▸ What you are asked to do: Take every line from the material that has the word "Maximum" in it.

▸ Input:
========

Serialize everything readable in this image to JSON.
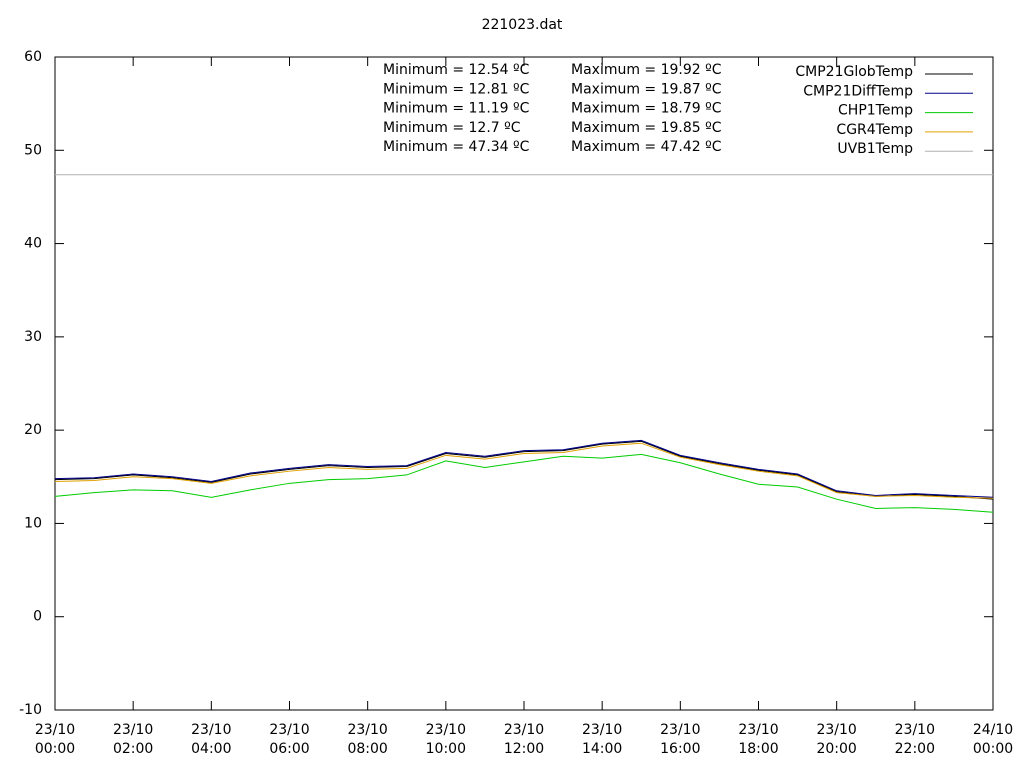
{
  "chart_data": {
    "type": "line",
    "title": "221023.dat",
    "x": [
      0,
      1,
      2,
      3,
      4,
      5,
      6,
      7,
      8,
      9,
      10,
      11,
      12,
      13,
      14,
      15,
      16,
      17,
      18,
      19,
      20,
      21,
      22,
      23,
      24
    ],
    "xlim": [
      0,
      24
    ],
    "xticks": [
      {
        "value": 0,
        "label": "23/10 00:00"
      },
      {
        "value": 2,
        "label": "23/10 02:00"
      },
      {
        "value": 4,
        "label": "23/10 04:00"
      },
      {
        "value": 6,
        "label": "23/10 06:00"
      },
      {
        "value": 8,
        "label": "23/10 08:00"
      },
      {
        "value": 10,
        "label": "23/10 10:00"
      },
      {
        "value": 12,
        "label": "23/10 12:00"
      },
      {
        "value": 14,
        "label": "23/10 14:00"
      },
      {
        "value": 16,
        "label": "23/10 16:00"
      },
      {
        "value": 18,
        "label": "23/10 18:00"
      },
      {
        "value": 20,
        "label": "23/10 20:00"
      },
      {
        "value": 22,
        "label": "23/10 22:00"
      },
      {
        "value": 24,
        "label": "24/10 00:00"
      }
    ],
    "ylim": [
      -10,
      60
    ],
    "yticks": [
      -10,
      0,
      10,
      20,
      30,
      40,
      50,
      60
    ],
    "annotations": [
      "Minimum = 12.54 ºC",
      "Minimum = 12.81 ºC",
      "Minimum = 11.19 ºC",
      "Minimum = 12.7 ºC",
      "Minimum = 47.34 ºC"
    ],
    "annotations_max": [
      "Maximum = 19.92 ºC",
      "Maximum = 19.87 ºC",
      "Maximum = 18.79 ºC",
      "Maximum = 19.85 ºC",
      "Maximum = 47.42 ºC"
    ],
    "series": [
      {
        "name": "CMP21GlobTemp",
        "color": "#000000",
        "values": [
          14.7,
          14.8,
          15.2,
          14.9,
          14.4,
          15.3,
          15.8,
          16.2,
          16.0,
          16.1,
          17.5,
          17.1,
          17.7,
          17.8,
          18.5,
          18.8,
          17.2,
          16.4,
          15.7,
          15.2,
          13.4,
          12.9,
          13.1,
          12.9,
          12.6
        ]
      },
      {
        "name": "CMP21DiffTemp",
        "color": "#00008b",
        "values": [
          14.8,
          14.9,
          15.3,
          15.0,
          14.5,
          15.4,
          15.9,
          16.3,
          16.1,
          16.2,
          17.6,
          17.2,
          17.8,
          17.9,
          18.6,
          18.9,
          17.3,
          16.5,
          15.8,
          15.3,
          13.5,
          13.0,
          13.2,
          13.0,
          12.8
        ]
      },
      {
        "name": "CHP1Temp",
        "color": "#00cc00",
        "values": [
          12.9,
          13.3,
          13.6,
          13.5,
          12.8,
          13.6,
          14.3,
          14.7,
          14.8,
          15.2,
          16.7,
          16.0,
          16.6,
          17.2,
          17.0,
          17.4,
          16.5,
          15.3,
          14.2,
          13.9,
          12.6,
          11.6,
          11.7,
          11.5,
          11.2
        ]
      },
      {
        "name": "CGR4Temp",
        "color": "#e0a000",
        "values": [
          14.5,
          14.6,
          15.0,
          14.8,
          14.3,
          15.1,
          15.6,
          16.0,
          15.8,
          15.9,
          17.3,
          16.9,
          17.5,
          17.6,
          18.3,
          18.6,
          17.1,
          16.3,
          15.6,
          15.1,
          13.3,
          12.9,
          13.0,
          12.8,
          12.7
        ]
      },
      {
        "name": "UVB1Temp",
        "color": "#b0b0b0",
        "values": [
          47.38,
          47.38,
          47.38,
          47.38,
          47.38,
          47.38,
          47.38,
          47.38,
          47.38,
          47.38,
          47.38,
          47.38,
          47.38,
          47.38,
          47.38,
          47.38,
          47.38,
          47.38,
          47.38,
          47.38,
          47.38,
          47.38,
          47.38,
          47.38,
          47.38
        ]
      }
    ]
  }
}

========

▸ Task answer:
      "Maximum = 19.92 ºC",
      "Maximum = 19.87 ºC",
      "Maximum = 18.79 ºC",
      "Maximum = 19.85 ºC",
      "Maximum = 47.42 ºC"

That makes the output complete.